▶ [WHAT YOU ARE ASKED TO DO]: Can you return, unchanged, the part of the material that opens with its first line and closes with the line containing "Point <box>87 531 110 545</box>", including both of those lines and nothing else?

▶ [DATA FOR THIS EXERCISE]:
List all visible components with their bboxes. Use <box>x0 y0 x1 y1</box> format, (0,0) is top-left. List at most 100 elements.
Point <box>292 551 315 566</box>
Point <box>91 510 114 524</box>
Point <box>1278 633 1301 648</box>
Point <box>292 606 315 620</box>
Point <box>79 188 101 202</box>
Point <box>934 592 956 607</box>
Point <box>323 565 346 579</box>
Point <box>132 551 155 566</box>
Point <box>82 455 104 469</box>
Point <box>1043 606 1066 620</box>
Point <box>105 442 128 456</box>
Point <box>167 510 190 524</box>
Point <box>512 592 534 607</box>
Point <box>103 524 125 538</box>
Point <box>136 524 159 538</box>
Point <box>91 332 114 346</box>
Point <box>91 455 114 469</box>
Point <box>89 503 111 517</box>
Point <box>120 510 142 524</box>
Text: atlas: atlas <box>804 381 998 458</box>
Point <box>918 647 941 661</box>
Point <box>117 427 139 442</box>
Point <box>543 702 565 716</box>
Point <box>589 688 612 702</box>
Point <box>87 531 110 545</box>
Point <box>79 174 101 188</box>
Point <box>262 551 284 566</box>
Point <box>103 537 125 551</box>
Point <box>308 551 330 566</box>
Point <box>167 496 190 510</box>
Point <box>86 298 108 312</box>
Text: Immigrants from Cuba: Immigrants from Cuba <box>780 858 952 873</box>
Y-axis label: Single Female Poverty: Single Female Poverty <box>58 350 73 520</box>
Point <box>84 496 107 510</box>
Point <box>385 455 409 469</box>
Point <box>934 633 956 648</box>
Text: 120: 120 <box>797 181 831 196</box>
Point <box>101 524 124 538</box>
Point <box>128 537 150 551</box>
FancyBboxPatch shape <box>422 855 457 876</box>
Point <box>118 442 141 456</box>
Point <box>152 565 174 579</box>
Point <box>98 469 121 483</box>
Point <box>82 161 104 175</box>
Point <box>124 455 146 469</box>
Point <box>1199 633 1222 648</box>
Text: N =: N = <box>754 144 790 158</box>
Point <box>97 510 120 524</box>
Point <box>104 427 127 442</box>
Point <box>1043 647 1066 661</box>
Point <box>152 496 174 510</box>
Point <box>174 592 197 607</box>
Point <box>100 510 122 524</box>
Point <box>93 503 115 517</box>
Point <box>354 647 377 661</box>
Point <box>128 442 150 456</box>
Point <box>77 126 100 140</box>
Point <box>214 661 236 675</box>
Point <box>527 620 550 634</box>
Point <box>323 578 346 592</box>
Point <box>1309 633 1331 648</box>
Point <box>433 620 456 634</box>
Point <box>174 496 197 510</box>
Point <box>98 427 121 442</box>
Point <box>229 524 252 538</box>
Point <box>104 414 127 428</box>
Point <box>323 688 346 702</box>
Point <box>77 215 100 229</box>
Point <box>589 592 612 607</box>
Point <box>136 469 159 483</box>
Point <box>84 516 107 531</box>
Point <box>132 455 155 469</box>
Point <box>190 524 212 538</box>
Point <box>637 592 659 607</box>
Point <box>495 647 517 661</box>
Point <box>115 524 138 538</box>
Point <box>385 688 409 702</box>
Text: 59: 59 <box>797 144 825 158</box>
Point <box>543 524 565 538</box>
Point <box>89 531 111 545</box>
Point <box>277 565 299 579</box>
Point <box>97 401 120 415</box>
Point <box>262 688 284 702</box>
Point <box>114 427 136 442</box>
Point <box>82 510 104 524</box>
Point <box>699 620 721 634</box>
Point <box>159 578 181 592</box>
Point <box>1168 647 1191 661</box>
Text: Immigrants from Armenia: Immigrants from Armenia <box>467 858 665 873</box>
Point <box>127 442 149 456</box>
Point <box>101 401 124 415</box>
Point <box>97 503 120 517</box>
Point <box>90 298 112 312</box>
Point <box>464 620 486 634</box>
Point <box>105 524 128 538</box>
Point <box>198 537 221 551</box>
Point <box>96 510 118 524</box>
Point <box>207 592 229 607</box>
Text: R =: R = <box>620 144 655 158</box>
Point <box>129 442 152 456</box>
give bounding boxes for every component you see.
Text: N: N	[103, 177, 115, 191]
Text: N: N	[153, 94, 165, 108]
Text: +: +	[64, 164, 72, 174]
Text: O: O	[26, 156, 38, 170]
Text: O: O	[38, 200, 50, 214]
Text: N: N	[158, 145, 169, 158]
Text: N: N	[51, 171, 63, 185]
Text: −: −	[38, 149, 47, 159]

▶ [RESPONSE]:
List all visible components with their bboxes. Use <box>x0 y0 x1 y1</box> format, (0,0) is top-left. List at most 100 elements.
Point <box>292 551 315 566</box>
Point <box>91 510 114 524</box>
Point <box>1278 633 1301 648</box>
Point <box>292 606 315 620</box>
Point <box>79 188 101 202</box>
Point <box>934 592 956 607</box>
Point <box>323 565 346 579</box>
Point <box>132 551 155 566</box>
Point <box>82 455 104 469</box>
Point <box>1043 606 1066 620</box>
Point <box>105 442 128 456</box>
Point <box>167 510 190 524</box>
Point <box>512 592 534 607</box>
Point <box>103 524 125 538</box>
Point <box>136 524 159 538</box>
Point <box>91 332 114 346</box>
Point <box>91 455 114 469</box>
Point <box>89 503 111 517</box>
Point <box>120 510 142 524</box>
Text: atlas: atlas <box>804 381 998 458</box>
Point <box>918 647 941 661</box>
Point <box>117 427 139 442</box>
Point <box>543 702 565 716</box>
Point <box>589 688 612 702</box>
Point <box>87 531 110 545</box>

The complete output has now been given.